Pictures aside, quote the whole listing exactly.

Saved entries

——————————

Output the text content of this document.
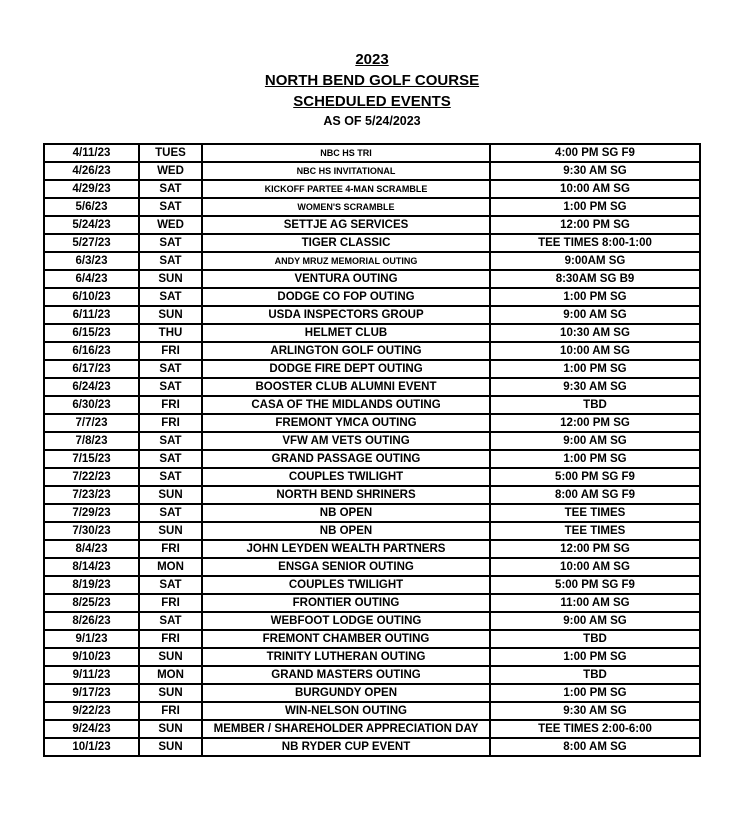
2023
NORTH BEND GOLF COURSE
SCHEDULED EVENTS
AS OF 5/24/2023
4/11/23	TUES	NBC HS TRI	4:00 PM SG F9
4/26/23	WED	NBC HS INVITATIONAL	9:30 AM SG
4/29/23	SAT	KICKOFF PARTEE 4-MAN SCRAMBLE	10:00 AM SG
5/6/23	SAT	WOMEN'S SCRAMBLE	1:00 PM SG
5/24/23	WED	SETTJE AG SERVICES	12:00 PM SG
5/27/23	SAT	TIGER CLASSIC	TEE TIMES 8:00-1:00
6/3/23	SAT	ANDY MRUZ MEMORIAL OUTING	9:00AM SG
6/4/23	SUN	VENTURA OUTING	8:30AM SG B9
6/10/23	SAT	DODGE CO FOP OUTING	1:00 PM SG
6/11/23	SUN	USDA INSPECTORS GROUP	9:00 AM SG
6/15/23	THU	HELMET CLUB	10:30 AM SG
6/16/23	FRI	ARLINGTON GOLF OUTING	10:00 AM SG
6/17/23	SAT	DODGE FIRE DEPT OUTING	1:00 PM SG
6/24/23	SAT	BOOSTER CLUB ALUMNI EVENT	9:30 AM SG
6/30/23	FRI	CASA OF THE MIDLANDS OUTING	TBD
7/7/23	FRI	FREMONT YMCA OUTING	12:00 PM SG
7/8/23	SAT	VFW AM VETS OUTING	9:00 AM SG
7/15/23	SAT	GRAND PASSAGE OUTING	1:00 PM SG
7/22/23	SAT	COUPLES TWILIGHT	5:00 PM SG F9
7/23/23	SUN	NORTH BEND SHRINERS	8:00 AM SG F9
7/29/23	SAT	NB OPEN	TEE TIMES
7/30/23	SUN	NB OPEN	TEE TIMES
8/4/23	FRI	JOHN LEYDEN WEALTH PARTNERS	12:00 PM SG
8/14/23	MON	ENSGA SENIOR OUTING	10:00 AM SG
8/19/23	SAT	COUPLES TWILIGHT	5:00 PM SG F9
8/25/23	FRI	FRONTIER OUTING	11:00 AM SG
8/26/23	SAT	WEBFOOT LODGE OUTING	9:00 AM SG
9/1/23	FRI	FREMONT CHAMBER OUTING	TBD
9/10/23	SUN	TRINITY LUTHERAN OUTING	1:00 PM SG
9/11/23	MON	GRAND MASTERS OUTING	TBD
9/17/23	SUN	BURGUNDY OPEN	1:00 PM SG
9/22/23	FRI	WIN-NELSON OUTING	9:30 AM SG
9/24/23	SUN	MEMBER / SHAREHOLDER APPRECIATION DAY	TEE TIMES 2:00-6:00
10/1/23	SUN	NB RYDER CUP EVENT	8:00 AM SG
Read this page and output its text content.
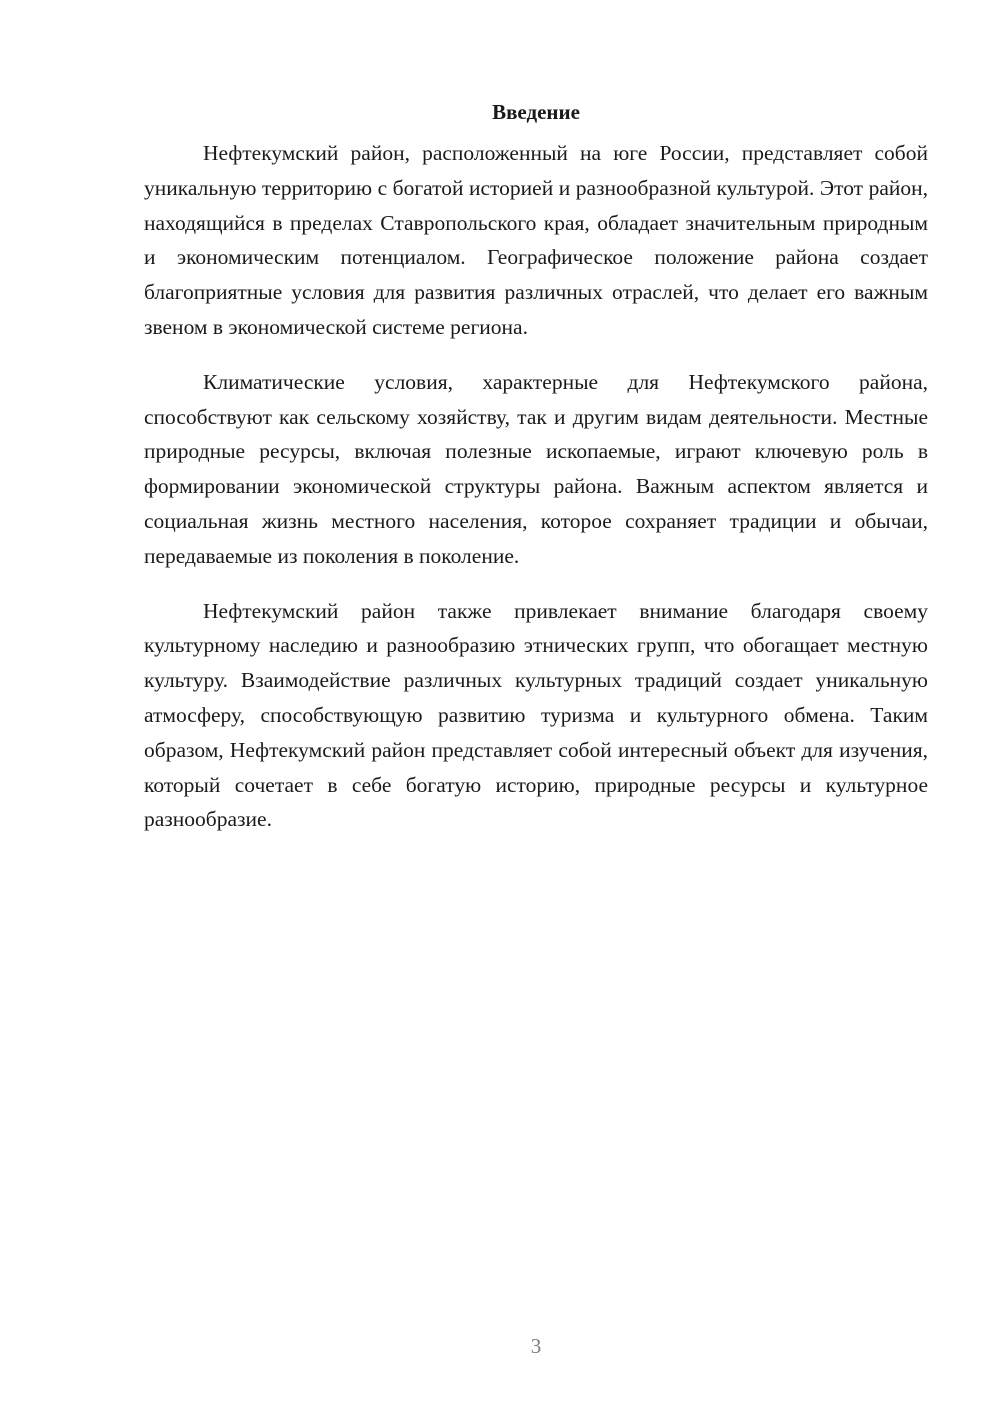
Введение

Нефтекумский район, расположенный на юге России, представляет собой уникальную территорию с богатой историей и разнообразной культурой. Этот район, находящийся в пределах Ставропольского края, обладает значительным природным и экономическим потенциалом. Географическое положение района создает благоприятные условия для развития различных отраслей, что делает его важным звеном в экономической системе региона.

Климатические условия, характерные для Нефтекумского района, способствуют как сельскому хозяйству, так и другим видам деятельности. Местные природные ресурсы, включая полезные ископаемые, играют ключевую роль в формировании экономической структуры района. Важным аспектом является и социальная жизнь местного населения, которое сохраняет традиции и обычаи, передаваемые из поколения в поколение.

Нефтекумский район также привлекает внимание благодаря своему культурному наследию и разнообразию этнических групп, что обогащает местную культуру. Взаимодействие различных культурных традиций создает уникальную атмосферу, способствующую развитию туризма и культурного обмена. Таким образом, Нефтекумский район представляет собой интересный объект для изучения, который сочетает в себе богатую историю, природные ресурсы и культурное разнообразие.

3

——————————

=== Right answer ===
Output the text content of this document.
2023
NORTH BEND GOLF COURSE
SCHEDULED EVENTS
AS OF 5/24/2023
4/11/23	TUES	NBC HS TRI	4:00 PM SG F9
4/26/23	WED	NBC HS INVITATIONAL	9:30 AM SG
4/29/23	SAT	KICKOFF PARTEE 4-MAN SCRAMBLE	10:00 AM SG
5/6/23	SAT	WOMEN'S SCRAMBLE	1:00 PM SG
5/24/23	WED	SETTJE AG SERVICES	12:00 PM SG
5/27/23	SAT	TIGER CLASSIC	TEE TIMES 8:00-1:00
6/3/23	SAT	ANDY MRUZ MEMORIAL OUTING	9:00AM SG
6/4/23	SUN	VENTURA OUTING	8:30AM SG B9
6/10/23	SAT	DODGE CO FOP OUTING	1:00 PM SG
6/11/23	SUN	USDA INSPECTORS GROUP	9:00 AM SG
6/15/23	THU	HELMET CLUB	10:30 AM SG
6/16/23	FRI	ARLINGTON GOLF OUTING	10:00 AM SG
6/17/23	SAT	DODGE FIRE DEPT OUTING	1:00 PM SG
6/24/23	SAT	BOOSTER CLUB ALUMNI EVENT	9:30 AM SG
6/30/23	FRI	CASA OF THE MIDLANDS OUTING	TBD
7/7/23	FRI	FREMONT YMCA OUTING	12:00 PM SG
7/8/23	SAT	VFW AM VETS OUTING	9:00 AM SG
7/15/23	SAT	GRAND PASSAGE OUTING	1:00 PM SG
7/22/23	SAT	COUPLES TWILIGHT	5:00 PM SG F9
7/23/23	SUN	NORTH BEND SHRINERS	8:00 AM SG F9
7/29/23	SAT	NB OPEN	TEE TIMES
7/30/23	SUN	NB OPEN	TEE TIMES
8/4/23	FRI	JOHN LEYDEN WEALTH PARTNERS	12:00 PM SG
8/14/23	MON	ENSGA SENIOR OUTING	10:00 AM SG
8/19/23	SAT	COUPLES TWILIGHT	5:00 PM SG F9
8/25/23	FRI	FRONTIER OUTING	11:00 AM SG
8/26/23	SAT	WEBFOOT LODGE OUTING	9:00 AM SG
9/1/23	FRI	FREMONT CHAMBER OUTING	TBD
9/10/23	SUN	TRINITY LUTHERAN OUTING	1:00 PM SG
9/11/23	MON	GRAND MASTERS OUTING	TBD
9/17/23	SUN	BURGUNDY OPEN	1:00 PM SG
9/22/23	FRI	WIN-NELSON OUTING	9:30 AM SG
9/24/23	SUN	MEMBER / SHAREHOLDER APPRECIATION DAY	TEE TIMES 2:00-6:00
10/1/23	SUN	NB RYDER CUP EVENT	8:00 AM SG
Read this page and output its text content.
Введение

Нефтекумский район, расположенный на юге России, представляет собой уникальную территорию с богатой историей и разнообразной культурой. Этот район, находящийся в пределах Ставропольского края, обладает значительным природным и экономическим потенциалом. Географическое положение района создает благоприятные условия для развития различных отраслей, что делает его важным звеном в экономической системе региона.

Климатические условия, характерные для Нефтекумского района, способствуют как сельскому хозяйству, так и другим видам деятельности. Местные природные ресурсы, включая полезные ископаемые, играют ключевую роль в формировании экономической структуры района. Важным аспектом является и социальная жизнь местного населения, которое сохраняет традиции и обычаи, передаваемые из поколения в поколение.

Нефтекумский район также привлекает внимание благодаря своему культурному наследию и разнообразию этнических групп, что обогащает местную культуру. Взаимодействие различных культурных традиций создает уникальную атмосферу, способствующую развитию туризма и культурного обмена. Таким образом, Нефтекумский район представляет собой интересный объект для изучения, который сочетает в себе богатую историю, природные ресурсы и культурное разнообразие.

3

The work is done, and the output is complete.